:: The data

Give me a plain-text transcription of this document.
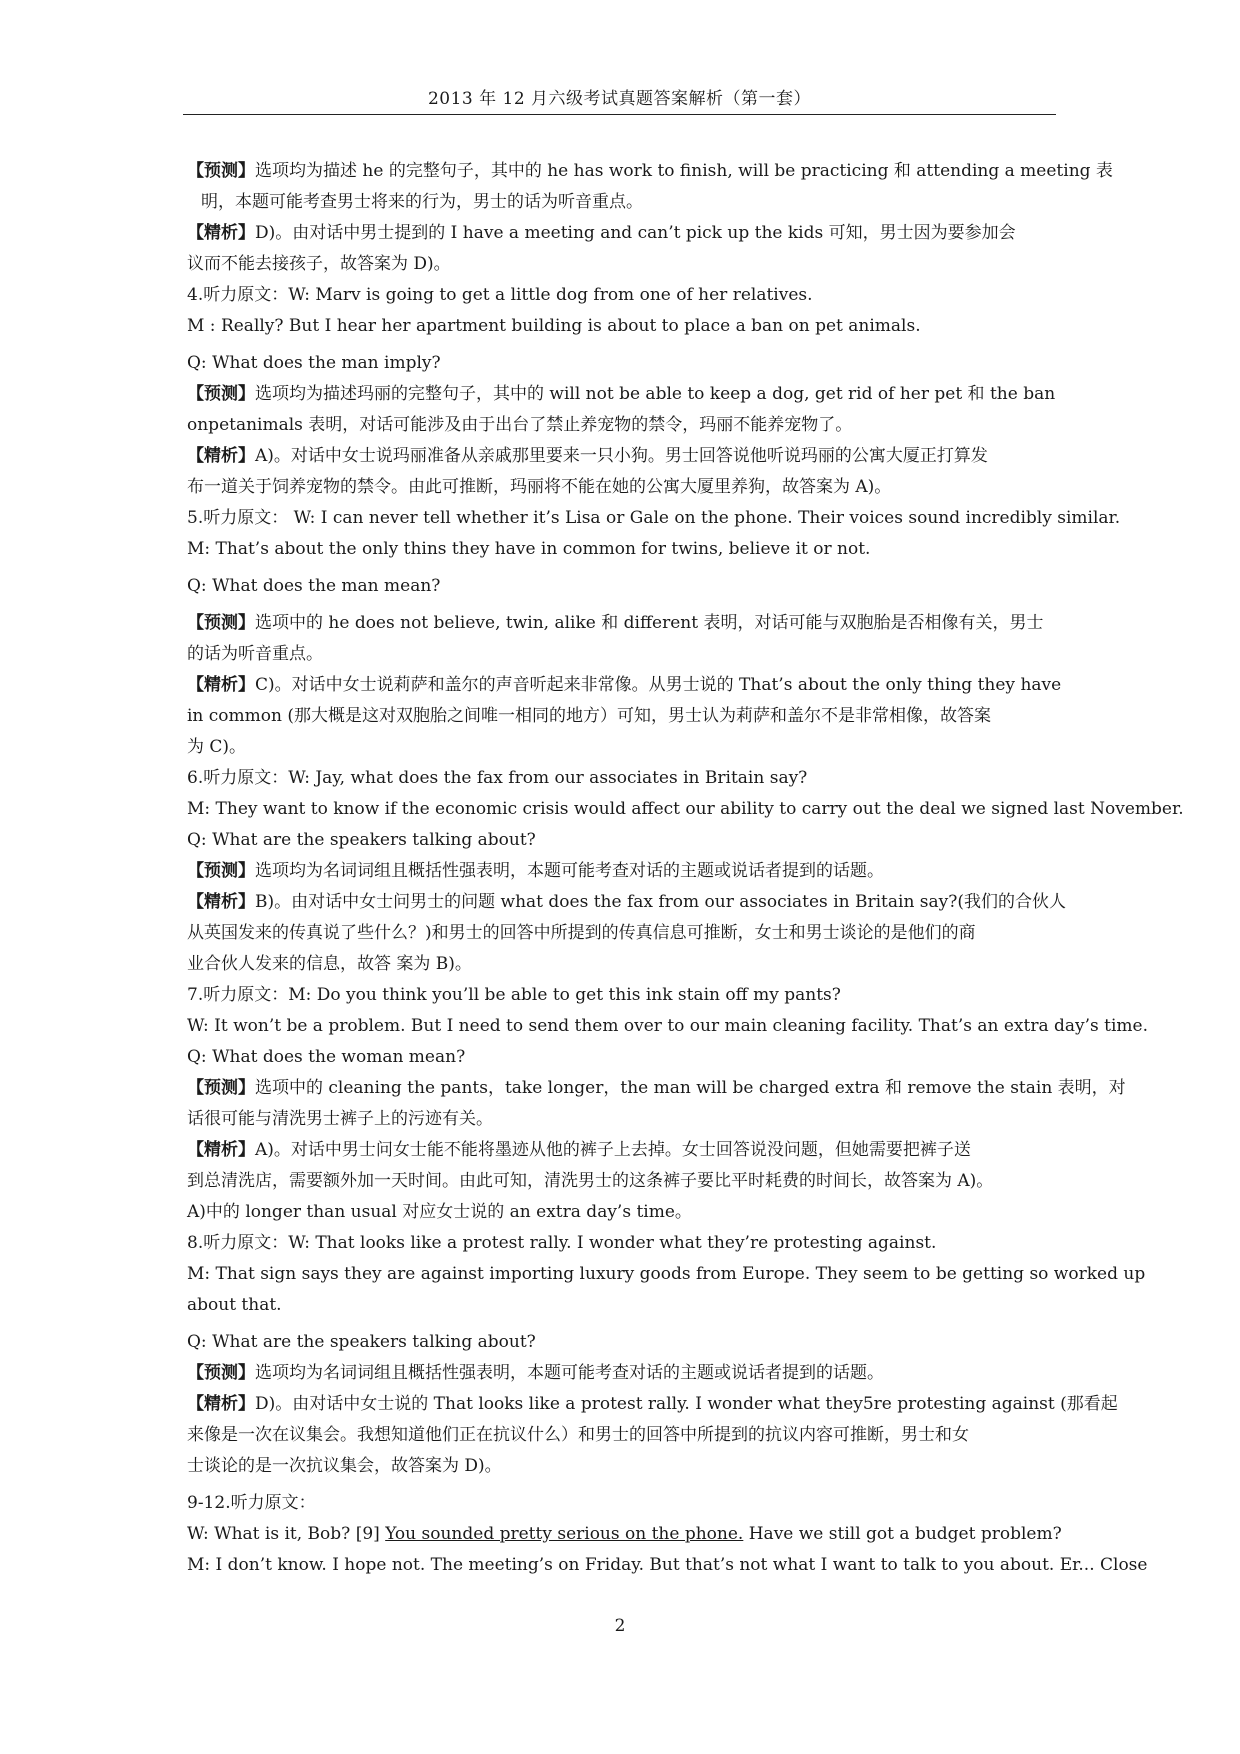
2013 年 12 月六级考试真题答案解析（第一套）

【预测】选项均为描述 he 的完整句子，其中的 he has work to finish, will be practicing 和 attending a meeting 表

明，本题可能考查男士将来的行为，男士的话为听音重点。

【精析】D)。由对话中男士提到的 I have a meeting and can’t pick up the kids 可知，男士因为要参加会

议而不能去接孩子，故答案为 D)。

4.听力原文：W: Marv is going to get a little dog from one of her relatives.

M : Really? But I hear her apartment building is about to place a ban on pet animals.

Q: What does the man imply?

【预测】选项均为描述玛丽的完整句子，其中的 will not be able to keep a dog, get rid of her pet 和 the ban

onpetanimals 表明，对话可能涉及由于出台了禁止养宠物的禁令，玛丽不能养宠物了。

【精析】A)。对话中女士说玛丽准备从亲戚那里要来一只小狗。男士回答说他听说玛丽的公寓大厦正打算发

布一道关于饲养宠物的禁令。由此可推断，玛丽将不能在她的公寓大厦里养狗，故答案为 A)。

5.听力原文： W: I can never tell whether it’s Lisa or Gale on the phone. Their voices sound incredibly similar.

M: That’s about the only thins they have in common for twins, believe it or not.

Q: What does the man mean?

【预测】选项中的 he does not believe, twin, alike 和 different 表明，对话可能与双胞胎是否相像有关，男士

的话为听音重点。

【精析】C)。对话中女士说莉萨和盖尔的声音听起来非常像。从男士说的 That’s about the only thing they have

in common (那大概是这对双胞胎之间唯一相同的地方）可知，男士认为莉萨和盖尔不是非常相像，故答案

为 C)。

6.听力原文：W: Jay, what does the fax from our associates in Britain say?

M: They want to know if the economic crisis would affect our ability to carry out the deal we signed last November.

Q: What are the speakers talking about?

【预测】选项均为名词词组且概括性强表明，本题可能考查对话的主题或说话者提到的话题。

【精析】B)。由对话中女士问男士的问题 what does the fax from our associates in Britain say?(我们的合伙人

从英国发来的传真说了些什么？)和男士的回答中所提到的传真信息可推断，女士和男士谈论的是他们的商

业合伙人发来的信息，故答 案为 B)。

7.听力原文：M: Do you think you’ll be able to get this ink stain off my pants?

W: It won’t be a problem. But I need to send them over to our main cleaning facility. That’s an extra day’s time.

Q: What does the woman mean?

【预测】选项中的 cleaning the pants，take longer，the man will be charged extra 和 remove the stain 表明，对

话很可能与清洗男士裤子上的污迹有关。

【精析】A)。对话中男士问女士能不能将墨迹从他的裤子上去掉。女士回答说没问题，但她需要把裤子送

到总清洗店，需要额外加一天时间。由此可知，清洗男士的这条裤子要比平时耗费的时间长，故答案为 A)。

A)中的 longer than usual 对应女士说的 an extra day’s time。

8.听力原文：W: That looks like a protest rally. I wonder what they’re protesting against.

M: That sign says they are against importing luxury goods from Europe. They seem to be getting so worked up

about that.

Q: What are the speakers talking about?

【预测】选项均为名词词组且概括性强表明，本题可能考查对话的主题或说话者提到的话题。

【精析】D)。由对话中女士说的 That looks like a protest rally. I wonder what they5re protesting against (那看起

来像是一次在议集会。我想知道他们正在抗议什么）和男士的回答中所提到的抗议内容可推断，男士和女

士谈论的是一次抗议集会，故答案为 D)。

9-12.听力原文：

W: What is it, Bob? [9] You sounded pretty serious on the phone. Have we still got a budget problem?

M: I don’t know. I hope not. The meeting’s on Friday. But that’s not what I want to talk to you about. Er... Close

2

::::
:: The data

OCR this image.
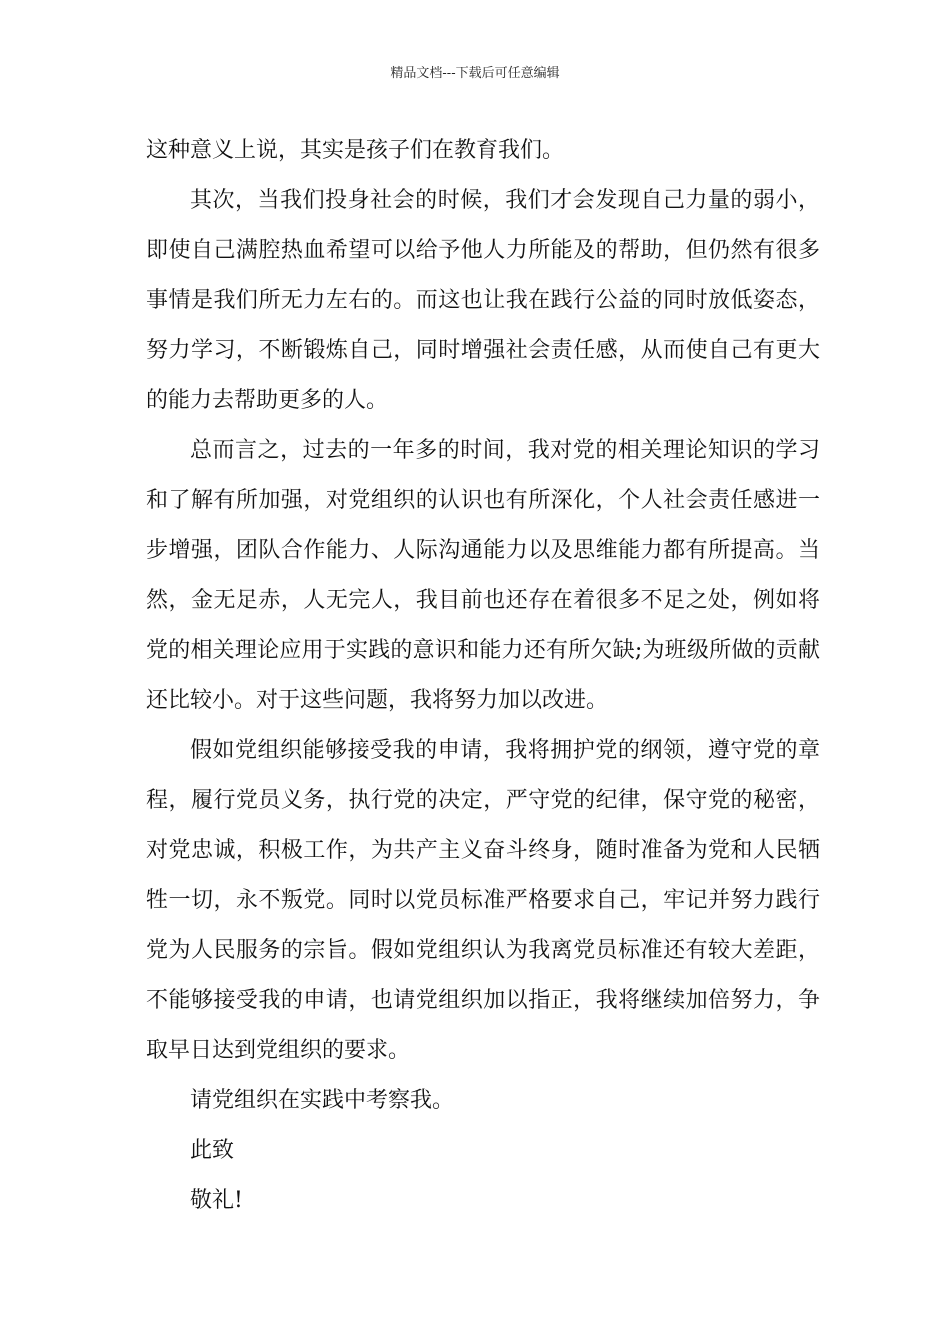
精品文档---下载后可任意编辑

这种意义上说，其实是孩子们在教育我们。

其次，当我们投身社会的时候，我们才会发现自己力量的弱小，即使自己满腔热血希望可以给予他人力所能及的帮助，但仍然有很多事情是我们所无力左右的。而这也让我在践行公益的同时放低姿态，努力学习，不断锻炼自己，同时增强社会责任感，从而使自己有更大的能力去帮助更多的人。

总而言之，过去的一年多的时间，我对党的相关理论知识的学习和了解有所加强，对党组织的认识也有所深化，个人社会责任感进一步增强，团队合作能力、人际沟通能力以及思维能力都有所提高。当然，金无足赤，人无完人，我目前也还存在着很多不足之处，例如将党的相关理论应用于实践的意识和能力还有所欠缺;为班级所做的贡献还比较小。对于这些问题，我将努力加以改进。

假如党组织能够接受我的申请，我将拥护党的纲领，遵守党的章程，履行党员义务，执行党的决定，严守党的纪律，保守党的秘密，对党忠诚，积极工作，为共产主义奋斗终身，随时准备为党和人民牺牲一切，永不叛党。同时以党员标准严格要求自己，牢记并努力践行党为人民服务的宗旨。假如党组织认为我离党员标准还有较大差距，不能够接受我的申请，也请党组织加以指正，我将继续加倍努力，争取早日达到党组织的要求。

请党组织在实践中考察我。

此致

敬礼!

::::
:: The data

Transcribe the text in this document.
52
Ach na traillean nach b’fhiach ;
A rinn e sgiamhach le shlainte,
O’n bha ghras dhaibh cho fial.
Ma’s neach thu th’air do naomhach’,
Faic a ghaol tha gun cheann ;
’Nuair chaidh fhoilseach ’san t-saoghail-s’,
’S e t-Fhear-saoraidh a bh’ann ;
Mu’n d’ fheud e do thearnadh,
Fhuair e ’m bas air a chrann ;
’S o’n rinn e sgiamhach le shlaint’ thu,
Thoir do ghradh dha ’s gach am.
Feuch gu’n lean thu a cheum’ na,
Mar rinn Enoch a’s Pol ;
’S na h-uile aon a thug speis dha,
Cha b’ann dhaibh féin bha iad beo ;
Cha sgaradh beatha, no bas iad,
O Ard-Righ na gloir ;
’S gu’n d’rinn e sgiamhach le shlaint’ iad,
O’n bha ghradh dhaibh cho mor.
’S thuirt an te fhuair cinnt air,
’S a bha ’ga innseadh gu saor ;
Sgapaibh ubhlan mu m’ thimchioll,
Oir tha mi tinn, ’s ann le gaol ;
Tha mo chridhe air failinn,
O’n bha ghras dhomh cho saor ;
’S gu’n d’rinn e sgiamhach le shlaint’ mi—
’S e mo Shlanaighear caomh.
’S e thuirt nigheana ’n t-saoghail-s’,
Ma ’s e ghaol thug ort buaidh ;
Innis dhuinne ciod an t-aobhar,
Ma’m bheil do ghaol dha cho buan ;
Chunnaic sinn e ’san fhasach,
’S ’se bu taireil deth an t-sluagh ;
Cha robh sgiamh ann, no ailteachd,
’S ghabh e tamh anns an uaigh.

::::

Track down all lines above with the string "document" and copy them.

Give me a plain-text transcription of this document.
Transcribe the text in this document.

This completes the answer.